◆ TASK TO COMPLETE
Count, in the entries below, the lines in which "dzień" occurs. Give the number, nothing more.

─── DATA LINES

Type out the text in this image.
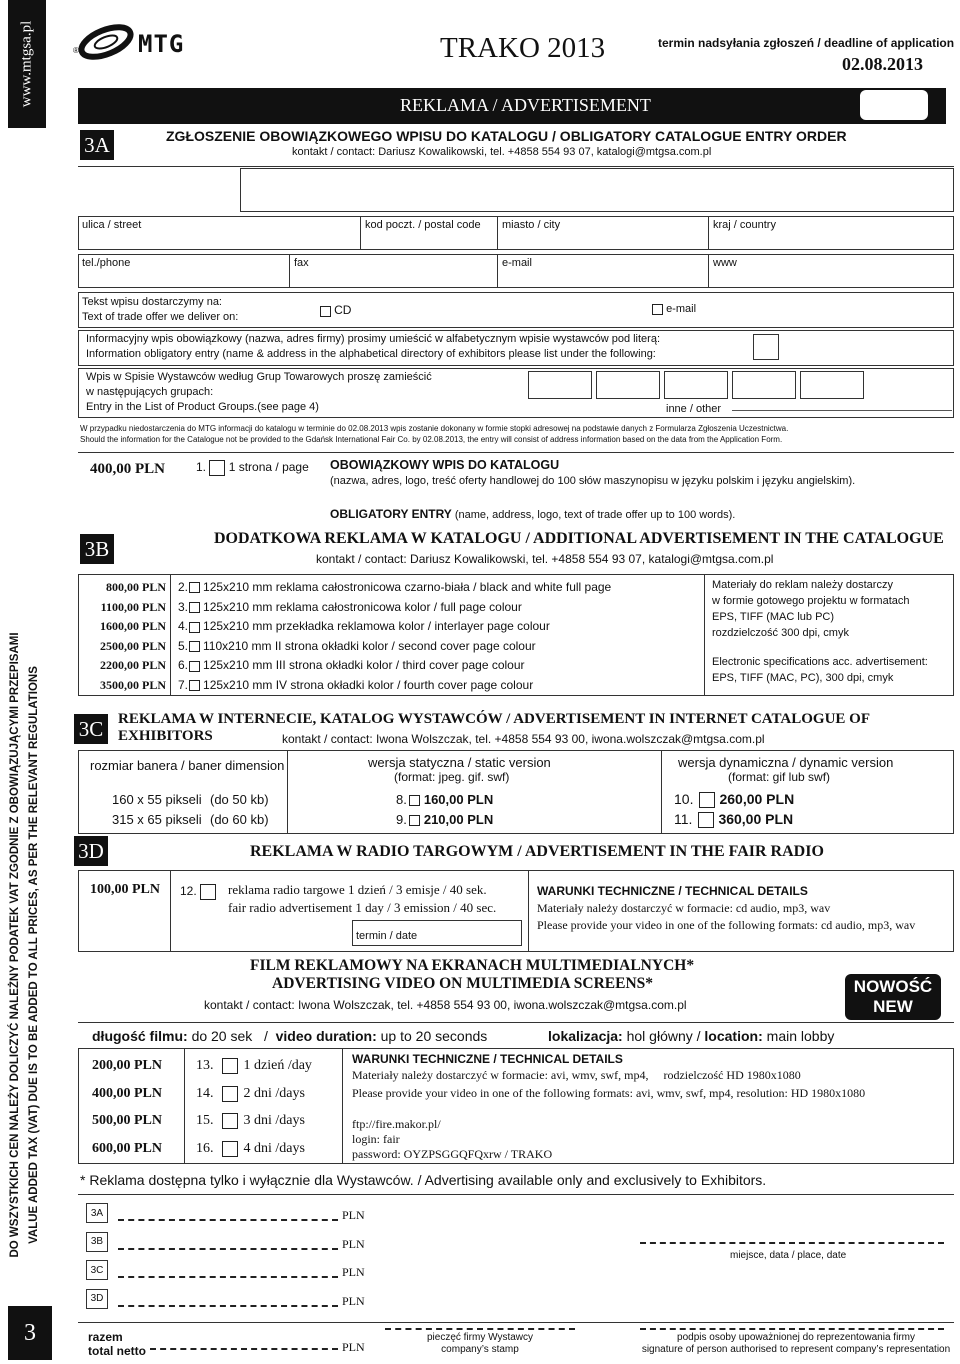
www.mtgsa.pl
DO WSZYSTKICH CEN NALEŻY DOLICZYĆ NALEŻNY PODATEK VAT ZGODNIE Z OBOWIĄZUJĄCYMI PRZEPISAMI VALUE ADDED TAX (VAT) DUE IS TO BE ADDED TO ALL PRICES, AS PER THE RELEVANT REGULATIONS
3
® MTG	TRAKO 2013	termin nadsyłania zgłoszeń / deadline of application
02.08.2013
REKLAMA / ADVERTISEMENT
3A	ZGŁOSZENIE OBOWIĄZKOWEGO WPISU DO KATALOGU / OBLIGATORY CATALOGUE ENTRY ORDER
kontakt / contact: Dariusz Kowalikowski, tel. +4858 554 93 07, katalogi@mtgsa.com.pl
ulica / street	kod poczt. / postal code miasto / city	kraj / country
tel./phone	fax	e-mail	www
Tekst wpisu dostarczymy na:
Text of trade offer we deliver on:	CD	e-mail
Informacyjny wpis obowiązkowy (nazwa, adres firmy) prosimy umieścić w alfabetycznym wpisie wystawców pod literą:
Information obligatory entry (name & address in the alphabetical directory of exhibitors please list under the following:
Wpis w Spisie Wystawców według Grup Towarowych proszę zamieścić
w następujących grupach:
Entry in the List of Product Groups.(see page 4)	inne / other
W przypadku niedostarczenia do MTG informacji do katalogu w terminie do 02.08.2013 wpis zostanie dokonany w formie stopki adresowej na podstawie danych z Formularza Zgłoszenia Uczestnictwa.
Should the information for the Catalogue not be provided to the Gdańsk International Fair Co. by 02.08.2013, the entry will consist of address information based on the data from the Application Form.
400,00 PLN	1. 1 strona / page OBOWIĄZKOWY WPIS DO KATALOGU
(nazwa, adres, logo, treść oferty handlowej do 100 słów maszynopisu w języku polskim i języku angielskim).
OBLIGATORY ENTRY (name, address, logo, text of trade offer up to 100 words).
3B	DODATKOWA REKLAMA W KATALOGU / ADDITIONAL ADVERTISEMENT IN THE CATALOGUE
kontakt / contact: Dariusz Kowalikowski, tel. +4858 554 93 07, katalogi@mtgsa.com.pl
800,00 PLN 2. 125x210 mm reklama całostronicowa czarno-biała / black and white full page
1100,00 PLN 3. 125x210 mm reklama całostronicowa kolor / full page colour
1600,00 PLN 4. 125x210 mm przekładka reklamowa kolor / interlayer page colour
2500,00 PLN 5. 110x210 mm II strona okładki kolor / second cover page colour
2200,00 PLN 6. 125x210 mm III strona okładki kolor / third cover page colour
3500,00 PLN 7. 125x210 mm IV strona okładki kolor / fourth cover page colour
Materiały do reklam należy dostarczy
w formie gotowego projektu w formatach
EPS, TIFF (MAC lub PC)
rozdzielczość 300 dpi, cmyk
Electronic specifications acc. advertisement:
EPS, TIFF (MAC, PC), 300 dpi, cmyk
3C REKLAMA W INTERNECIE, KATALOG WYSTAWCÓW / ADVERTISEMENT IN INTERNET CATALOGUE OF EXHIBITORS	kontakt / contact: Iwona Wolszczak, tel. +4858 554 93 00, iwona.wolszczak@mtgsa.com.pl
rozmiar banera / baner dimension	wersja statyczna / static version
(format: jpeg. gif. swf)
wersja dynamiczna / dynamic version
(format: gif lub swf)
160 x 55 pikseli (do 50 kb)	8. 160,00 PLN	10. 260,00 PLN
315 x 65 pikseli (do 60 kb)	9. 210,00 PLN	11. 360,00 PLN
3D	REKLAMA W RADIO TARGOWYM / ADVERTISEMENT IN THE FAIR RADIO
100,00 PLN 12.	reklama radio targowe 1 dzień / 3 emisje / 40 sek.
fair radio advertisement 1 day / 3 emission / 40 sec.
termin / date
WARUNKI TECHNICZNE / TECHNICAL DETAILS
Materiały należy dostarczyć w formacie: cd audio, mp3, wav
Please provide your video in one of the following formats: cd audio, mp3, wav
FILM REKLAMOWY NA EKRANACH MULTIMEDIALNYCH*
ADVERTISING VIDEO ON MULTIMEDIA SCREENS*
kontakt / contact: Iwona Wolszczak, tel. +4858 554 93 00, iwona.wolszczak@mtgsa.com.pl
NOWOŚĆ
NEW
długość filmu: do 20 sek / video duration: up to 20 seconds	lokalizacja: hol główny / location: main lobby
200,00 PLN 13. 1 dzień /day
400,00 PLN 14. 2 dni /days
500,00 PLN 15. 3 dni /days
600,00 PLN 16. 4 dni /days
WARUNKI TECHNICZNE / TECHNICAL DETAILS
Materiały należy dostarczyć w formacie: avi, wmv, swf, mp4,     rodzielczość HD 1980x1080
Please provide your video in one of the following formats: avi, wmv, swf, mp4, resolution: HD 1980x1080
ftp://fire.makor.pl/
login: fair
password: OYZPSGGQFQxrw / TRAKO
* Reklama dostępna tylko i wyłącznie dla Wystawców. / Advertising available only and exclusively to Exhibitors.
3A	PLN
3B	PLN
3C	PLN
3D	PLN
razem
total netto	PLN
miejsce, data / place, date
pieczęć firmy Wystawcy
company’s stamp
podpis osoby upoważnionej do reprezentowania firmy
signature of person authorised to represent company’s representation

──────

◆ WRITTEN RESPONSE
2